■ Figure contents as structured data:
━━━━━━━━━━━━━━━━━━━━

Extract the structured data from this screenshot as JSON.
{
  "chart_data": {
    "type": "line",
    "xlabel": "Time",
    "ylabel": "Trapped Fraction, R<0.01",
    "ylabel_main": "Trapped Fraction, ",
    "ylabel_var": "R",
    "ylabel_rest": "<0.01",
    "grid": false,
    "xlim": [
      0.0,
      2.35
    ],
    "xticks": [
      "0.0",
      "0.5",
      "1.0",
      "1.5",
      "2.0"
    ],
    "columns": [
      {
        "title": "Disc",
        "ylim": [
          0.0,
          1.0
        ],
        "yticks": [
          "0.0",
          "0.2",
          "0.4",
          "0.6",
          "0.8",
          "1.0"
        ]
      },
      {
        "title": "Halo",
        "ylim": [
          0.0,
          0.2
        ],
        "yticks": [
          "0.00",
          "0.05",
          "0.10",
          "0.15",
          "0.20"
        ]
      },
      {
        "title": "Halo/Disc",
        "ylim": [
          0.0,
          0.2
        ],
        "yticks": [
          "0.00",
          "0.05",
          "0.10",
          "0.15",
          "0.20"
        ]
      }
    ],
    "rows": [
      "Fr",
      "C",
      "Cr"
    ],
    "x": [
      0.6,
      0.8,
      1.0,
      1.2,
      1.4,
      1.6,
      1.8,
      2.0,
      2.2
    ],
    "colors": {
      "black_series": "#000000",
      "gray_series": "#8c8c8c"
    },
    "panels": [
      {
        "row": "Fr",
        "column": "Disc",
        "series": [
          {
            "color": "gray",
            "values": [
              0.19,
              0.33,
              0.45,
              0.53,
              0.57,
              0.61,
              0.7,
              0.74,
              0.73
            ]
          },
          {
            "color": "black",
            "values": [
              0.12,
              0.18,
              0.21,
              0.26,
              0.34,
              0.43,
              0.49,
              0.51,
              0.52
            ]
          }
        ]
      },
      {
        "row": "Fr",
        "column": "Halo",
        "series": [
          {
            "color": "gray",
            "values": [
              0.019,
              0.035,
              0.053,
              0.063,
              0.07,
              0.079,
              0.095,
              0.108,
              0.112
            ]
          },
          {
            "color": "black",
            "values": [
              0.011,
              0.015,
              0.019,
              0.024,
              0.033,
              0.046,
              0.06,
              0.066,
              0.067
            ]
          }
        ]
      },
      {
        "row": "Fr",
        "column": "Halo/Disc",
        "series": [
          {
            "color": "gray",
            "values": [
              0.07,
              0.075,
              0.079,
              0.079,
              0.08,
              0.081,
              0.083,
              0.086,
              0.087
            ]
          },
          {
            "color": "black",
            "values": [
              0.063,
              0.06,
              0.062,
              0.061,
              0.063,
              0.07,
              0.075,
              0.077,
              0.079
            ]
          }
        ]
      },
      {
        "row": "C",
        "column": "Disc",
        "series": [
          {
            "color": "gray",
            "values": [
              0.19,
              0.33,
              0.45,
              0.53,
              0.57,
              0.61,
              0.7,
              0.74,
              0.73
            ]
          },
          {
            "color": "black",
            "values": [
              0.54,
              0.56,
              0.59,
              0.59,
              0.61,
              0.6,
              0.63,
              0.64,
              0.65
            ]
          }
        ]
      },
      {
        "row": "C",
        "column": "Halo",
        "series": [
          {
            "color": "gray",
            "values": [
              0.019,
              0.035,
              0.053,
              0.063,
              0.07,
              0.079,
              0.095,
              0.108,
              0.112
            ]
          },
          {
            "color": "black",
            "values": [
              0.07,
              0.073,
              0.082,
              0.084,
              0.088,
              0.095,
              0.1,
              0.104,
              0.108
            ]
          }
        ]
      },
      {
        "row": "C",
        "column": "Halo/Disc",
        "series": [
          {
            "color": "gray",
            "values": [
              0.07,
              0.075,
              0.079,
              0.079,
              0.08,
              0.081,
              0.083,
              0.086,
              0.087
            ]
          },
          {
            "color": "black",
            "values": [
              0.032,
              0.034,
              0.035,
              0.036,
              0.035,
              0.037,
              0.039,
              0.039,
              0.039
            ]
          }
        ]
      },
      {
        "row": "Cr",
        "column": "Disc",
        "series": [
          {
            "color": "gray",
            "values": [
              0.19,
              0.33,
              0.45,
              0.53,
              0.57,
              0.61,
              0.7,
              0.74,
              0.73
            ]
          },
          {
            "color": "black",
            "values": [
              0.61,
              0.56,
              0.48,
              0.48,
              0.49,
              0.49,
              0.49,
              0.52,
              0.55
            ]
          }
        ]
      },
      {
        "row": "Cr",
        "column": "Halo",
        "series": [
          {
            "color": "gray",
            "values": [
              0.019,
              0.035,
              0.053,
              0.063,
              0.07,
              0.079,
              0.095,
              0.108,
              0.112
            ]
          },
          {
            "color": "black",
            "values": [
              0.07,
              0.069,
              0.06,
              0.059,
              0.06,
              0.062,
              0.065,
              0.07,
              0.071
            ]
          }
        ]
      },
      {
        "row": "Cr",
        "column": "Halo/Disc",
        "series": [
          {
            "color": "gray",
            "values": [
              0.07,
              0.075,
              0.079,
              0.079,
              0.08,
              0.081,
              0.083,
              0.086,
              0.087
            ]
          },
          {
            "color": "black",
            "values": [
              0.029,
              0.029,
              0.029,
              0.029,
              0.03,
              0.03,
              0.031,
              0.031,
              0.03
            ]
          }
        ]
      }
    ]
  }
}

━━━━━━━━━━━━━━━━━━━━

■ Objective: Extract each line of the listing above, copying it word for word.

■ The response:
Extract the structured data from this screenshot as JSON.
{
  "chart_data": {
    "type": "line",
    "xlabel": "Time",
    "ylabel": "Trapped Fraction, R<0.01",
    "ylabel_main": "Trapped Fraction, ",
    "ylabel_var": "R",
    "ylabel_rest": "<0.01",
    "grid": false,
    "xlim": [
      0.0,
      2.35
    ],
    "xticks": [
      "0.0",
      "0.5",
      "1.0",
      "1.5",
      "2.0"
    ],
    "columns": [
      {
        "title": "Disc",
        "ylim": [
          0.0,
          1.0
        ],
        "yticks": [
          "0.0",
          "0.2",
          "0.4",
          "0.6",
          "0.8",
          "1.0"
        ]
      },
      {
        "title": "Halo",
        "ylim": [
          0.0,
          0.2
        ],
        "yticks": [
          "0.00",
          "0.05",
          "0.10",
          "0.15",
          "0.20"
        ]
      },
      {
        "title": "Halo/Disc",
        "ylim": [
          0.0,
          0.2
        ],
        "yticks": [
          "0.00",
          "0.05",
          "0.10",
          "0.15",
          "0.20"
        ]
      }
    ],
    "rows": [
      "Fr",
      "C",
      "Cr"
    ],
    "x": [
      0.6,
      0.8,
      1.0,
      1.2,
      1.4,
      1.6,
      1.8,
      2.0,
      2.2
    ],
    "colors": {
      "black_series": "#000000",
      "gray_series": "#8c8c8c"
    },
    "panels": [
      {
        "row": "Fr",
        "column": "Disc",
        "series": [
          {
            "color": "gray",
            "values": [
              0.19,
              0.33,
              0.45,
              0.53,
              0.57,
              0.61,
              0.7,
              0.74,
              0.73
            ]
          },
          {
            "color": "black",
            "values": [
              0.12,
              0.18,
              0.21,
              0.26,
              0.34,
              0.43,
              0.49,
              0.51,
              0.52
            ]
          }
        ]
      },
      {
        "row": "Fr",
        "column": "Halo",
        "series": [
          {
            "color": "gray",
            "values": [
              0.019,
              0.035,
              0.053,
              0.063,
              0.07,
              0.079,
              0.095,
              0.108,
              0.112
            ]
          },
          {
            "color": "black",
            "values": [
              0.011,
              0.015,
              0.019,
              0.024,
              0.033,
              0.046,
              0.06,
              0.066,
              0.067
            ]
          }
        ]
      },
      {
        "row": "Fr",
        "column": "Halo/Disc",
        "series": [
          {
            "color": "gray",
            "values": [
              0.07,
              0.075,
              0.079,
              0.079,
              0.08,
              0.081,
              0.083,
              0.086,
              0.087
            ]
          },
          {
            "color": "black",
            "values": [
              0.063,
              0.06,
              0.062,
              0.061,
              0.063,
              0.07,
              0.075,
              0.077,
              0.079
            ]
          }
        ]
      },
      {
        "row": "C",
        "column": "Disc",
        "series": [
          {
            "color": "gray",
            "values": [
              0.19,
              0.33,
              0.45,
              0.53,
              0.57,
              0.61,
              0.7,
              0.74,
              0.73
            ]
          },
          {
            "color": "black",
            "values": [
              0.54,
              0.56,
              0.59,
              0.59,
              0.61,
              0.6,
              0.63,
              0.64,
              0.65
            ]
          }
        ]
      },
      {
        "row": "C",
        "column": "Halo",
        "series": [
          {
            "color": "gray",
            "values": [
              0.019,
              0.035,
              0.053,
              0.063,
              0.07,
              0.079,
              0.095,
              0.108,
              0.112
            ]
          },
          {
            "color": "black",
            "values": [
              0.07,
              0.073,
              0.082,
              0.084,
              0.088,
              0.095,
              0.1,
              0.104,
              0.108
            ]
          }
        ]
      },
      {
        "row": "C",
        "column": "Halo/Disc",
        "series": [
          {
            "color": "gray",
            "values": [
              0.07,
              0.075,
              0.079,
              0.079,
              0.08,
              0.081,
              0.083,
              0.086,
              0.087
            ]
          },
          {
            "color": "black",
            "values": [
              0.032,
              0.034,
              0.035,
              0.036,
              0.035,
              0.037,
              0.039,
              0.039,
              0.039
            ]
          }
        ]
      },
      {
        "row": "Cr",
        "column": "Disc",
        "series": [
          {
            "color": "gray",
            "values": [
              0.19,
              0.33,
              0.45,
              0.53,
              0.57,
              0.61,
              0.7,
              0.74,
              0.73
            ]
          },
          {
            "color": "black",
            "values": [
              0.61,
              0.56,
              0.48,
              0.48,
              0.49,
              0.49,
              0.49,
              0.52,
              0.55
            ]
          }
        ]
      },
      {
        "row": "Cr",
        "column": "Halo",
        "series": [
          {
            "color": "gray",
            "values": [
              0.019,
              0.035,
              0.053,
              0.063,
              0.07,
              0.079,
              0.095,
              0.108,
              0.112
            ]
          },
          {
            "color": "black",
            "values": [
              0.07,
              0.069,
              0.06,
              0.059,
              0.06,
              0.062,
              0.065,
              0.07,
              0.071
            ]
          }
        ]
      },
      {
        "row": "Cr",
        "column": "Halo/Disc",
        "series": [
          {
            "color": "gray",
            "values": [
              0.07,
              0.075,
              0.079,
              0.079,
              0.08,
              0.081,
              0.083,
              0.086,
              0.087
            ]
          },
          {
            "color": "black",
            "values": [
              0.029,
              0.029,
              0.029,
              0.029,
              0.03,
              0.03,
              0.031,
              0.031,
              0.03
            ]
          }
        ]
      }
    ]
  }
}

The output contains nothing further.